Quote the whole listing exactly. Leave the pictures out of your copy.
* * * * * * *
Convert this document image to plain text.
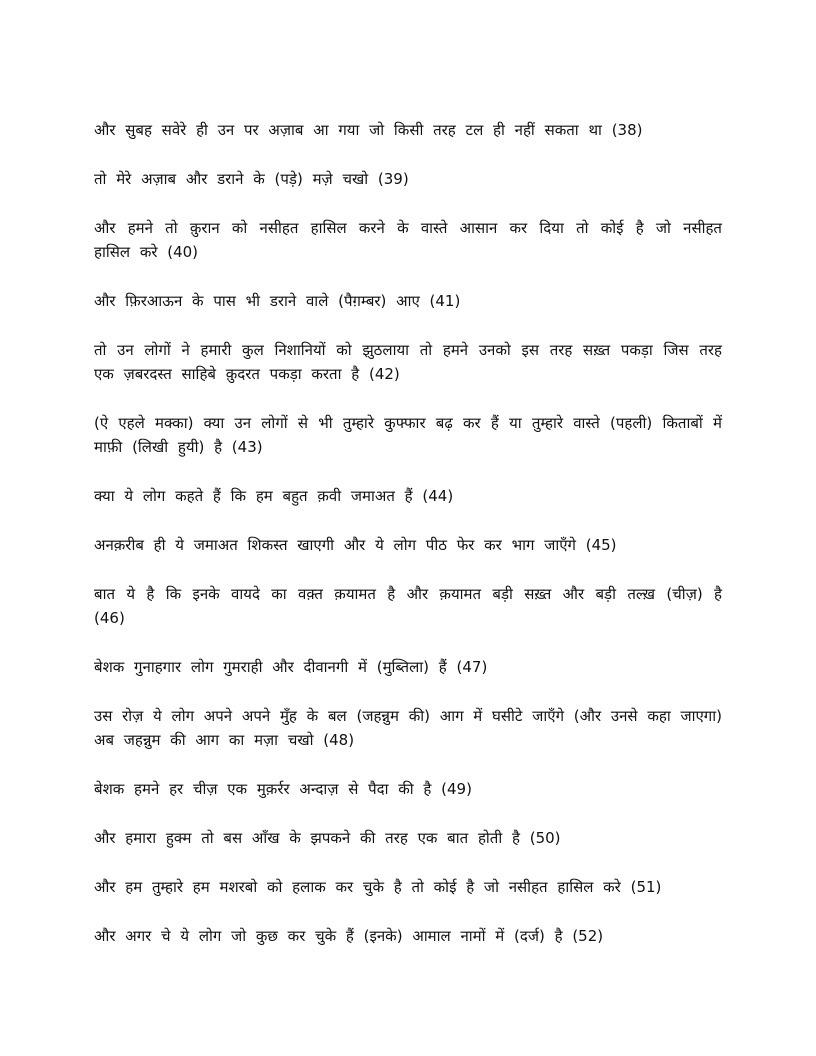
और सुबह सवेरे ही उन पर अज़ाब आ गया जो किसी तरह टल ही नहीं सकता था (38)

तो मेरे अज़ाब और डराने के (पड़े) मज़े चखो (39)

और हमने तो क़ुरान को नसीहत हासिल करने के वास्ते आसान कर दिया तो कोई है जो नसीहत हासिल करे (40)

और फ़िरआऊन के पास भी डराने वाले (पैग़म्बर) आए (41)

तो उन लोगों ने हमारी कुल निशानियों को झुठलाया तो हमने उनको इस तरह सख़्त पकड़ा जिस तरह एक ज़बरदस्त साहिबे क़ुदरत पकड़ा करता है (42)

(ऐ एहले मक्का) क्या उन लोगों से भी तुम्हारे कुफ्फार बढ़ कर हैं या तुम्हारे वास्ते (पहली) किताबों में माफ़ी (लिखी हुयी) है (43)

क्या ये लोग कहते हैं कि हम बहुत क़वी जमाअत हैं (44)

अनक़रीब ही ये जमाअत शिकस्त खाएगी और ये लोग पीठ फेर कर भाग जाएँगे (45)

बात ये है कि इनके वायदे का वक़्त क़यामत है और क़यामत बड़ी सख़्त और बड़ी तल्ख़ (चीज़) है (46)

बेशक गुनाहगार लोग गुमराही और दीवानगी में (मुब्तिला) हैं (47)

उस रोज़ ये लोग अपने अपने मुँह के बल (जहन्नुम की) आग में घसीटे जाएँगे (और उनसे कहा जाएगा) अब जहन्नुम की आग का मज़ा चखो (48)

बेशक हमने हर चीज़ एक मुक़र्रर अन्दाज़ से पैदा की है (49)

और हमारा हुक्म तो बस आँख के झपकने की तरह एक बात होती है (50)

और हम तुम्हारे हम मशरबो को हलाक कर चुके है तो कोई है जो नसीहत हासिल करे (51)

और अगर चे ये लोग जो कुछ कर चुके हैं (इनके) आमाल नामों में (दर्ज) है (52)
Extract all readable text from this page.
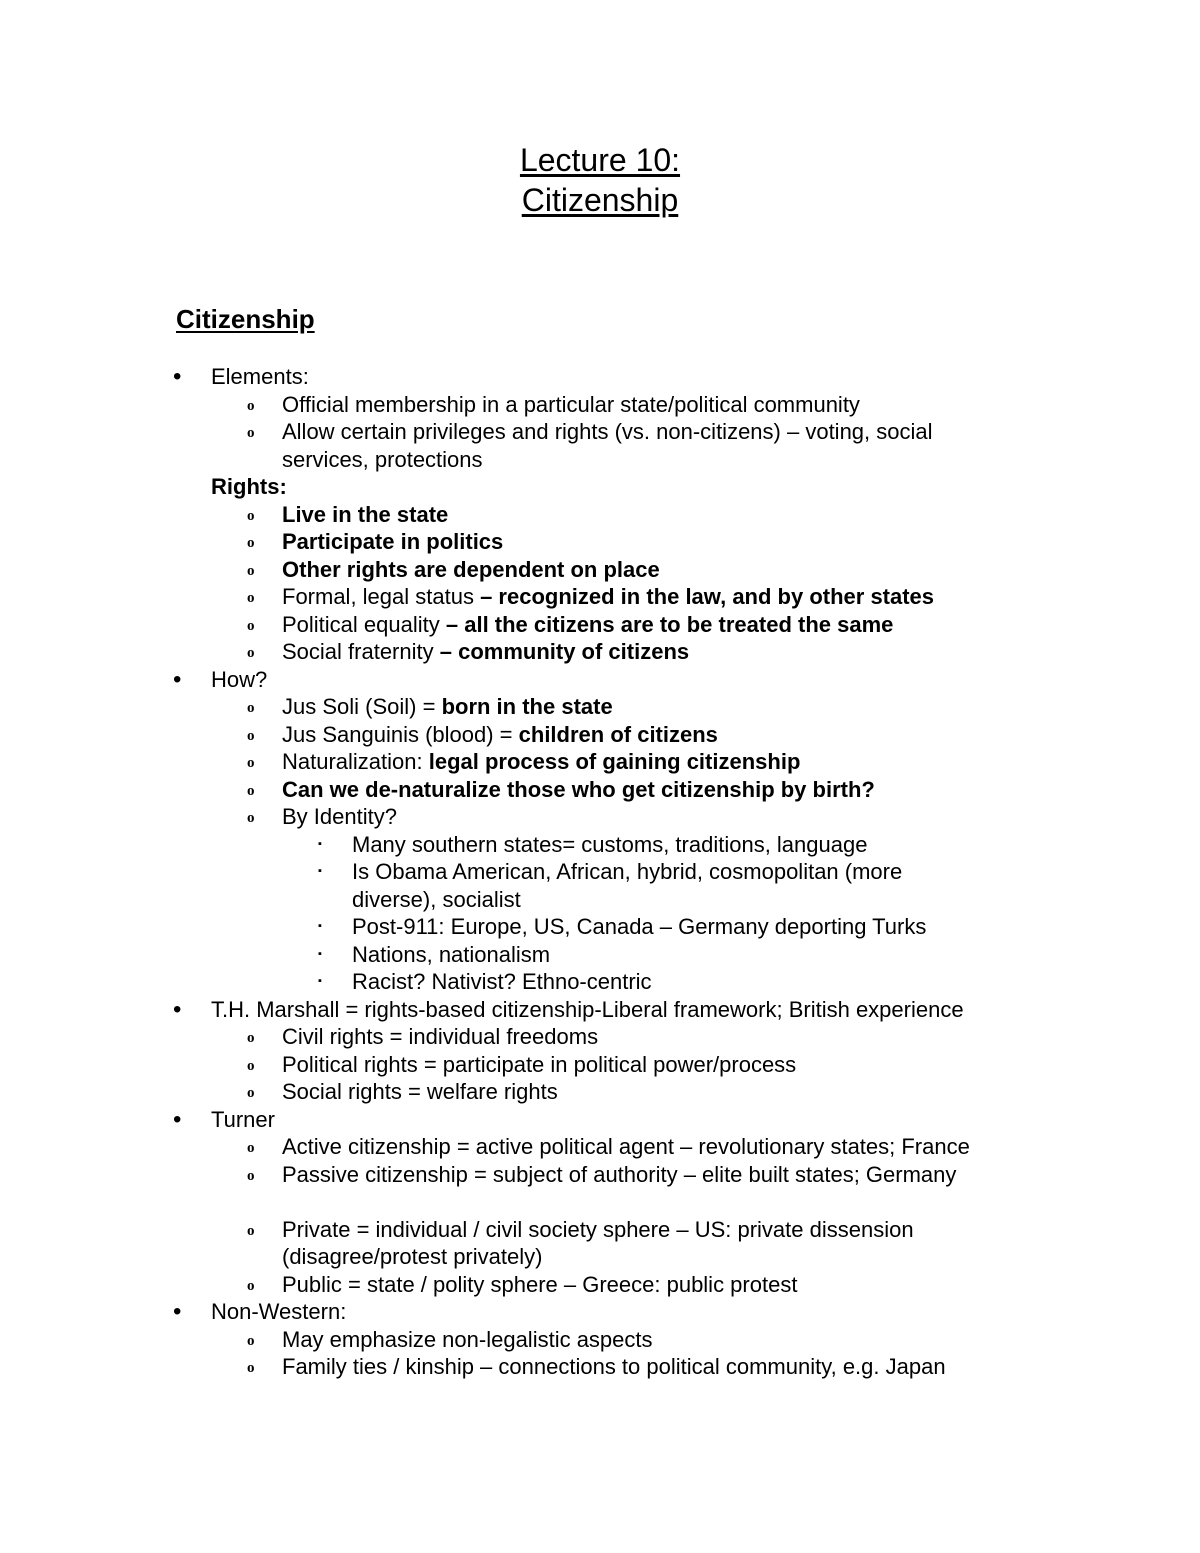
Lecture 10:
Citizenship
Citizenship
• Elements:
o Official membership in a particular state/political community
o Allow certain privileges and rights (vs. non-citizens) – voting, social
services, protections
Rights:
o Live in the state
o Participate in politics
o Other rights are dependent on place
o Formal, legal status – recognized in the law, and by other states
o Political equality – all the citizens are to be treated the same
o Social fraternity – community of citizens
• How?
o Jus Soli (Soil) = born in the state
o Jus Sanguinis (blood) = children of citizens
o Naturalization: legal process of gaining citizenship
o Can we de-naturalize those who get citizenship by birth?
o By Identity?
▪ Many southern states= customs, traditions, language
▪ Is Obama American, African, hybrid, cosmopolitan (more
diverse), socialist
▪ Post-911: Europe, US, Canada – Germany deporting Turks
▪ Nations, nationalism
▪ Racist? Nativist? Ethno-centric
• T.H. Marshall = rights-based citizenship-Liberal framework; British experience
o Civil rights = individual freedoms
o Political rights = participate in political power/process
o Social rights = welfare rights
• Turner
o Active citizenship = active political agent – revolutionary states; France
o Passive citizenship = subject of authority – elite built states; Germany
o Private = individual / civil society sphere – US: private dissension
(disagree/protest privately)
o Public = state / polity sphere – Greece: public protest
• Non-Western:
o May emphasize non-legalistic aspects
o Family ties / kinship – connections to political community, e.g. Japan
* * * * * * *
Finished task:
Convert this document image to plain text.
और सुबह सवेरे ही उन पर अज़ाब आ गया जो किसी तरह टल ही नहीं सकता था (38)

तो मेरे अज़ाब और डराने के (पड़े) मज़े चखो (39)

और हमने तो क़ुरान को नसीहत हासिल करने के वास्ते आसान कर दिया तो कोई है जो नसीहत हासिल करे (40)

और फ़िरआऊन के पास भी डराने वाले (पैग़म्बर) आए (41)

तो उन लोगों ने हमारी कुल निशानियों को झुठलाया तो हमने उनको इस तरह सख़्त पकड़ा जिस तरह एक ज़बरदस्त साहिबे क़ुदरत पकड़ा करता है (42)

(ऐ एहले मक्का) क्या उन लोगों से भी तुम्हारे कुफ्फार बढ़ कर हैं या तुम्हारे वास्ते (पहली) किताबों में माफ़ी (लिखी हुयी) है (43)

क्या ये लोग कहते हैं कि हम बहुत क़वी जमाअत हैं (44)

अनक़रीब ही ये जमाअत शिकस्त खाएगी और ये लोग पीठ फेर कर भाग जाएँगे (45)

बात ये है कि इनके वायदे का वक़्त क़यामत है और क़यामत बड़ी सख़्त और बड़ी तल्ख़ (चीज़) है (46)

बेशक गुनाहगार लोग गुमराही और दीवानगी में (मुब्तिला) हैं (47)

उस रोज़ ये लोग अपने अपने मुँह के बल (जहन्नुम की) आग में घसीटे जाएँगे (और उनसे कहा जाएगा) अब जहन्नुम की आग का मज़ा चखो (48)

बेशक हमने हर चीज़ एक मुक़र्रर अन्दाज़ से पैदा की है (49)

और हमारा हुक्म तो बस आँख के झपकने की तरह एक बात होती है (50)

और हम तुम्हारे हम मशरबो को हलाक कर चुके है तो कोई है जो नसीहत हासिल करे (51)

और अगर चे ये लोग जो कुछ कर चुके हैं (इनके) आमाल नामों में (दर्ज) है (52)
Extract all readable text from this page.
Lecture 10:
Citizenship
Citizenship
• Elements:
o Official membership in a particular state/political community
o Allow certain privileges and rights (vs. non-citizens) – voting, social
services, protections
Rights:
o Live in the state
o Participate in politics
o Other rights are dependent on place
o Formal, legal status – recognized in the law, and by other states
o Political equality – all the citizens are to be treated the same
o Social fraternity – community of citizens
• How?
o Jus Soli (Soil) = born in the state
o Jus Sanguinis (blood) = children of citizens
o Naturalization: legal process of gaining citizenship
o Can we de-naturalize those who get citizenship by birth?
o By Identity?
▪ Many southern states= customs, traditions, language
▪ Is Obama American, African, hybrid, cosmopolitan (more
diverse), socialist
▪ Post-911: Europe, US, Canada – Germany deporting Turks
▪ Nations, nationalism
▪ Racist? Nativist? Ethno-centric
• T.H. Marshall = rights-based citizenship-Liberal framework; British experience
o Civil rights = individual freedoms
o Political rights = participate in political power/process
o Social rights = welfare rights
• Turner
o Active citizenship = active political agent – revolutionary states; France
o Passive citizenship = subject of authority – elite built states; Germany
o Private = individual / civil society sphere – US: private dissension
(disagree/protest privately)
o Public = state / polity sphere – Greece: public protest
• Non-Western:
o May emphasize non-legalistic aspects
o Family ties / kinship – connections to political community, e.g. Japan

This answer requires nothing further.